# What to work on
Without the pictures, output the records below word for word.

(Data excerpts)
----------------------------------------

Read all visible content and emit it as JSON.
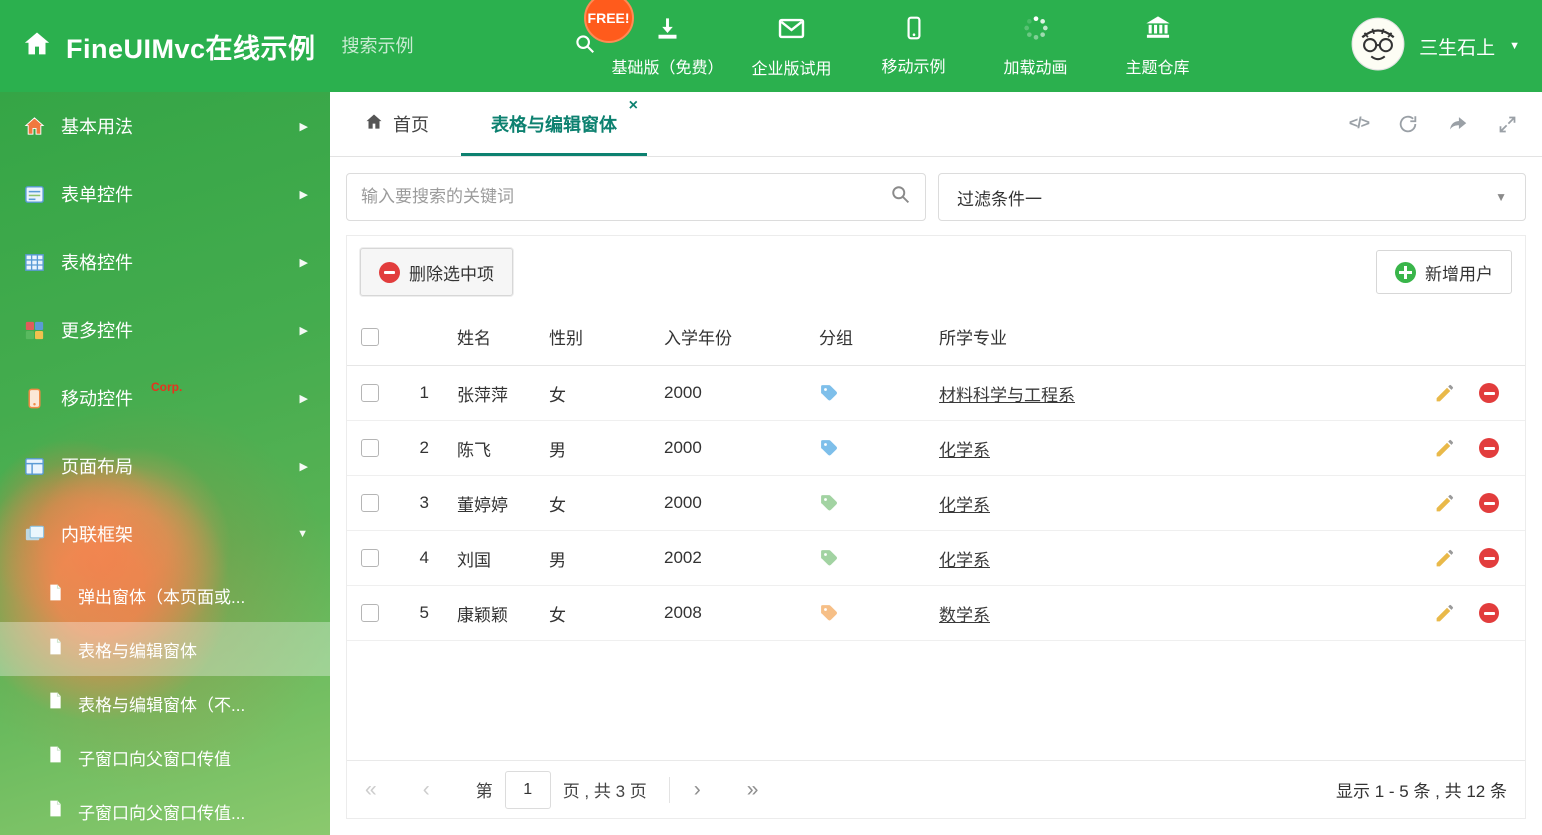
{
  "icons": {
    "close": "×",
    "code": "</>",
    "caret_right": "▶",
    "caret_down": "▼",
    "dropdown_caret": "▼",
    "user_caret": "▼",
    "first": "«",
    "prev": "‹",
    "next": "›",
    "last": "»"
  },
  "header": {
    "title": "FineUIMvc在线示例",
    "search_placeholder": "搜索示例",
    "free_badge": "FREE!",
    "nav": [
      {
        "label": "基础版（免费）"
      },
      {
        "label": "企业版试用"
      },
      {
        "label": "移动示例"
      },
      {
        "label": "加载动画"
      },
      {
        "label": "主题仓库"
      }
    ],
    "user": "三生石上"
  },
  "sidebar": {
    "items": [
      {
        "label": "基本用法"
      },
      {
        "label": "表单控件"
      },
      {
        "label": "表格控件"
      },
      {
        "label": "更多控件"
      },
      {
        "label": "移动控件",
        "badge": "Corp."
      },
      {
        "label": "页面布局"
      },
      {
        "label": "内联框架"
      }
    ],
    "subitems": [
      {
        "label": "弹出窗体（本页面或..."
      },
      {
        "label": "表格与编辑窗体"
      },
      {
        "label": "表格与编辑窗体（不..."
      },
      {
        "label": "子窗口向父窗口传值"
      },
      {
        "label": "子窗口向父窗口传值..."
      }
    ]
  },
  "tabs": {
    "home": "首页",
    "active": "表格与编辑窗体"
  },
  "filter": {
    "search_placeholder": "输入要搜索的关键词",
    "dropdown_value": "过滤条件一"
  },
  "actions": {
    "delete_selected": "删除选中项",
    "add_user": "新增用户"
  },
  "table": {
    "headers": {
      "name": "姓名",
      "gender": "性别",
      "year": "入学年份",
      "group": "分组",
      "major": "所学专业"
    },
    "rows": [
      {
        "num": "1",
        "name": "张萍萍",
        "gender": "女",
        "year": "2000",
        "tag_color": "#5fb0e5",
        "major": "材料科学与工程系"
      },
      {
        "num": "2",
        "name": "陈飞",
        "gender": "男",
        "year": "2000",
        "tag_color": "#5fb0e5",
        "major": "化学系"
      },
      {
        "num": "3",
        "name": "董婷婷",
        "gender": "女",
        "year": "2000",
        "tag_color": "#8cc98c",
        "major": "化学系"
      },
      {
        "num": "4",
        "name": "刘国",
        "gender": "男",
        "year": "2002",
        "tag_color": "#8cc98c",
        "major": "化学系"
      },
      {
        "num": "5",
        "name": "康颖颖",
        "gender": "女",
        "year": "2008",
        "tag_color": "#f5b06a",
        "major": "数学系"
      }
    ]
  },
  "pagination": {
    "prefix": "第",
    "page_value": "1",
    "suffix": "页 , 共 3 页",
    "summary": "显示 1 - 5 条 , 共 12 条"
  },
  "colors": {
    "header_green": "#2bb04e",
    "active_tab_teal": "#0d8170",
    "free_badge_orange": "#ff5b1c",
    "delete_red": "#e23d3d",
    "add_green": "#39b54a",
    "edit_pencil_yellow": "#e9b949",
    "corp_red": "#e8321e"
  }
}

----------------------------------------

# Full output
Read all visible content and emit it as JSON.
{
  "icons": {
    "close": "×",
    "code": "</>",
    "caret_right": "▶",
    "caret_down": "▼",
    "dropdown_caret": "▼",
    "user_caret": "▼",
    "first": "«",
    "prev": "‹",
    "next": "›",
    "last": "»"
  },
  "header": {
    "title": "FineUIMvc在线示例",
    "search_placeholder": "搜索示例",
    "free_badge": "FREE!",
    "nav": [
      {
        "label": "基础版（免费）"
      },
      {
        "label": "企业版试用"
      },
      {
        "label": "移动示例"
      },
      {
        "label": "加载动画"
      },
      {
        "label": "主题仓库"
      }
    ],
    "user": "三生石上"
  },
  "sidebar": {
    "items": [
      {
        "label": "基本用法"
      },
      {
        "label": "表单控件"
      },
      {
        "label": "表格控件"
      },
      {
        "label": "更多控件"
      },
      {
        "label": "移动控件",
        "badge": "Corp."
      },
      {
        "label": "页面布局"
      },
      {
        "label": "内联框架"
      }
    ],
    "subitems": [
      {
        "label": "弹出窗体（本页面或..."
      },
      {
        "label": "表格与编辑窗体"
      },
      {
        "label": "表格与编辑窗体（不..."
      },
      {
        "label": "子窗口向父窗口传值"
      },
      {
        "label": "子窗口向父窗口传值..."
      }
    ]
  },
  "tabs": {
    "home": "首页",
    "active": "表格与编辑窗体"
  },
  "filter": {
    "search_placeholder": "输入要搜索的关键词",
    "dropdown_value": "过滤条件一"
  },
  "actions": {
    "delete_selected": "删除选中项",
    "add_user": "新增用户"
  },
  "table": {
    "headers": {
      "name": "姓名",
      "gender": "性别",
      "year": "入学年份",
      "group": "分组",
      "major": "所学专业"
    },
    "rows": [
      {
        "num": "1",
        "name": "张萍萍",
        "gender": "女",
        "year": "2000",
        "tag_color": "#5fb0e5",
        "major": "材料科学与工程系"
      },
      {
        "num": "2",
        "name": "陈飞",
        "gender": "男",
        "year": "2000",
        "tag_color": "#5fb0e5",
        "major": "化学系"
      },
      {
        "num": "3",
        "name": "董婷婷",
        "gender": "女",
        "year": "2000",
        "tag_color": "#8cc98c",
        "major": "化学系"
      },
      {
        "num": "4",
        "name": "刘国",
        "gender": "男",
        "year": "2002",
        "tag_color": "#8cc98c",
        "major": "化学系"
      },
      {
        "num": "5",
        "name": "康颖颖",
        "gender": "女",
        "year": "2008",
        "tag_color": "#f5b06a",
        "major": "数学系"
      }
    ]
  },
  "pagination": {
    "prefix": "第",
    "page_value": "1",
    "suffix": "页 , 共 3 页",
    "summary": "显示 1 - 5 条 , 共 12 条"
  },
  "colors": {
    "header_green": "#2bb04e",
    "active_tab_teal": "#0d8170",
    "free_badge_orange": "#ff5b1c",
    "delete_red": "#e23d3d",
    "add_green": "#39b54a",
    "edit_pencil_yellow": "#e9b949",
    "corp_red": "#e8321e"
  }
}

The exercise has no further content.